(Stored entries)

***

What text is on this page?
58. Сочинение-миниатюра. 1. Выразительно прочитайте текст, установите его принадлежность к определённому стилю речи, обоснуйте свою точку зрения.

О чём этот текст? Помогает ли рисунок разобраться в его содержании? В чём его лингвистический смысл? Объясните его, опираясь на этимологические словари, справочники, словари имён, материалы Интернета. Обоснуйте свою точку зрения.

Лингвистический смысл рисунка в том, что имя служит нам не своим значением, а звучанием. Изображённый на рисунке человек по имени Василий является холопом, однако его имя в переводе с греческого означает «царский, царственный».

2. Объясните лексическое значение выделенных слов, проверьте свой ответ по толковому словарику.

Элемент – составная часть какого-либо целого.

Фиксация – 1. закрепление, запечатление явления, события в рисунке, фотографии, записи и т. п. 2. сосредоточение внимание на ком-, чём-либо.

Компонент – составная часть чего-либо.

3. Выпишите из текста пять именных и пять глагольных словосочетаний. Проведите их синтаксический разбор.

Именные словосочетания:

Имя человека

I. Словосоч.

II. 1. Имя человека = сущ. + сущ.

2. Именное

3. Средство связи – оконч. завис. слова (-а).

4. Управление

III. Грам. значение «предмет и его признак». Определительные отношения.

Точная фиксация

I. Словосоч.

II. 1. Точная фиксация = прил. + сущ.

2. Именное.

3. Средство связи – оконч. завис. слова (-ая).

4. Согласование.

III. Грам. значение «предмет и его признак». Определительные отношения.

***

### Task objective:
Write the whole listing out again. Keep every line exactly as it is.

### Answer to this problem:
What text is on this page?
58. Сочинение-миниатюра. 1. Выразительно прочитайте текст, установите его принадлежность к определённому стилю речи, обоснуйте свою точку зрения.

О чём этот текст? Помогает ли рисунок разобраться в его содержании? В чём его лингвистический смысл? Объясните его, опираясь на этимологические словари, справочники, словари имён, материалы Интернета. Обоснуйте свою точку зрения.

Лингвистический смысл рисунка в том, что имя служит нам не своим значением, а звучанием. Изображённый на рисунке человек по имени Василий является холопом, однако его имя в переводе с греческого означает «царский, царственный».

2. Объясните лексическое значение выделенных слов, проверьте свой ответ по толковому словарику.

Элемент – составная часть какого-либо целого.

Фиксация – 1. закрепление, запечатление явления, события в рисунке, фотографии, записи и т. п. 2. сосредоточение внимание на ком-, чём-либо.

Компонент – составная часть чего-либо.

3. Выпишите из текста пять именных и пять глагольных словосочетаний. Проведите их синтаксический разбор.

Именные словосочетания:

Имя человека

I. Словосоч.

II. 1. Имя человека = сущ. + сущ.

2. Именное

3. Средство связи – оконч. завис. слова (-а).

4. Управление

III. Грам. значение «предмет и его признак». Определительные отношения.

Точная фиксация

I. Словосоч.

II. 1. Точная фиксация = прил. + сущ.

2. Именное.

3. Средство связи – оконч. завис. слова (-ая).

4. Согласование.

III. Грам. значение «предмет и его признак». Определительные отношения.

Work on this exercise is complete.